* SHORT PROBLEM 1:
Format the listing as a Markdown table with the columns Row and Line, skipping blank lines. Begin at the first line of the listing and stop after the line that contains "bar bbox=[364, 503, 401, 521]".

The head man of the household has ultimate authority over the group. Mead describes how the extended family provides security and safety for Samoan children. Children are likely to be near relatives no matter where they are, and any child that is missing will be found quite rapidly. The household also provides freedom for children including girls. According to Mead, if a girl is unhappy with the particular relatives she happens to live with, she can always simply move to a different home within the same household. Mead also describes the various and fairly complex status relations which are a combination of factors such as a role in the household, the household's status within the village, the age of the individual, etc. There are also many rules of etiquette for requesting and granting favors.

Samoan social structures and rules

Samoan female ceremonial dancer (Thomas Andrew, c. 1890s)

Mead describes the many group structures and dynamics within Samoan culture. The forming of groups is an important part of Samoan life from early childhood when young children form groups for play and mischief. There are several different kinds of possible group structures in Samoan culture. Relations flow down from chiefs and heads of households; men designate another man to be their aid and surrogate in courting rituals; men form groups for fishing and other work activities; women form groups based on tasks such as child caring and household relations. Mead describes examples of such groups and describes the complex rules that govern how they are formed and how they function. Her emphasis is on Samoan adolescent girls, but as elsewhere she needs to also describe Samoan social structures for the entire culture to give a complete picture.

Mead believes that the complex and mandatory rules that govern these various groups mean that the traditional Western concept of friendship as a bond entered into voluntarily by two people with compatible interests is all but meaningless for Samoan girls: "friendship is so patterned as to be meaningless. I once asked a young married woman if a neighbor with whom she was always upon the most uncertain and irritated terms was a friend of hers. 'Why, of course, her mother's father's father, and my father's mother's father were brothers.'"

The ritual requirements (such as being able to remember specifics about family relations and roles) are far greater for men than women. This also translates into significantly more responsibility being put on men than women: "a man who commits adultery with a chief's wife was beaten and banished, sometime even drowned by the outraged community, but the woman was only cast out by her husband".

* SHORT PROBLEM 2:
In the Samoa text, condense the paragraph beginning "Mead describes the many group structures" into a short bulleted list that keeps its main facts.

* AVAILABLE DATA:
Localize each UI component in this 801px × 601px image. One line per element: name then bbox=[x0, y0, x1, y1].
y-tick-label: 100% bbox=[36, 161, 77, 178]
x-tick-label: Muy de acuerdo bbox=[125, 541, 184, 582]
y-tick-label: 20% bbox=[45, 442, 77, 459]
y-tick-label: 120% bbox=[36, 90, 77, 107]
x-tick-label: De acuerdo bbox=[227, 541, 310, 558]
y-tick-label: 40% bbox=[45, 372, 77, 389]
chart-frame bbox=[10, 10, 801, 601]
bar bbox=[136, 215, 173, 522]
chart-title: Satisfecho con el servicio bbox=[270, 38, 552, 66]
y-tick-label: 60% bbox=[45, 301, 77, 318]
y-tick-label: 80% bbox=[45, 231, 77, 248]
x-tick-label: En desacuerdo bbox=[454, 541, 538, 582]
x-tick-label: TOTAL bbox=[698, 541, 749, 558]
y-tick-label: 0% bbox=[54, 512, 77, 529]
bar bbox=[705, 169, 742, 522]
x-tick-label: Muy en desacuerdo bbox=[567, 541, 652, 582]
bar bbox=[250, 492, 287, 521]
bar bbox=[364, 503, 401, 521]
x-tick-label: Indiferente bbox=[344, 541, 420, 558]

* WRITTEN ANSWER 1:
| Row | Line |
|---|---|
| 1 | Localize each UI component in this 801px × 601px image. One line per element: name then bbox=[x0, y0, x1, y1]. |
| 2 | y-tick-label: 100% bbox=[36, 161, 77, 178] |
| 3 | x-tick-label: Muy de acuerdo bbox=[125, 541, 184, 582] |
| 4 | y-tick-label: 20% bbox=[45, 442, 77, 459] |
| 5 | y-tick-label: 120% bbox=[36, 90, 77, 107] |
| 6 | x-tick-label: De acuerdo bbox=[227, 541, 310, 558] |
| 7 | y-tick-label: 40% bbox=[45, 372, 77, 389] |
| 8 | chart-frame bbox=[10, 10, 801, 601] |
| 9 | bar bbox=[136, 215, 173, 522] |
| 10 | chart-title: Satisfecho con el servicio bbox=[270, 38, 552, 66] |
| 11 | y-tick-label: 60% bbox=[45, 301, 77, 318] |
| 12 | y-tick-label: 80% bbox=[45, 231, 77, 248] |
| 13 | x-tick-label: En desacuerdo bbox=[454, 541, 538, 582] |
| 14 | x-tick-label: TOTAL bbox=[698, 541, 749, 558] |
| 15 | y-tick-label: 0% bbox=[54, 512, 77, 529] |
| 16 | bar bbox=[705, 169, 742, 522] |
| 17 | x-tick-label: Muy en desacuerdo bbox=[567, 541, 652, 582] |
| 18 | bar bbox=[250, 492, 287, 521] |
| 19 | bar bbox=[364, 503, 401, 521] |

* WRITTEN ANSWER 2:
- Mead describes many group structures and dynamics in Samoan culture.
- Forming groups matters from early childhood, when young children form groups for play and mischief.
- Relations flow down from chiefs and heads of households.
- In courting rituals, men designate another man as their aid and surrogate.
- Men form groups for fishing and other work.
- Women form groups around tasks such as child care and household relations.
- Mead gives examples of these groups and the complex rules for how they form and function.
- She focuses on adolescent girls but also describes the social structures of the whole culture to give a complete picture.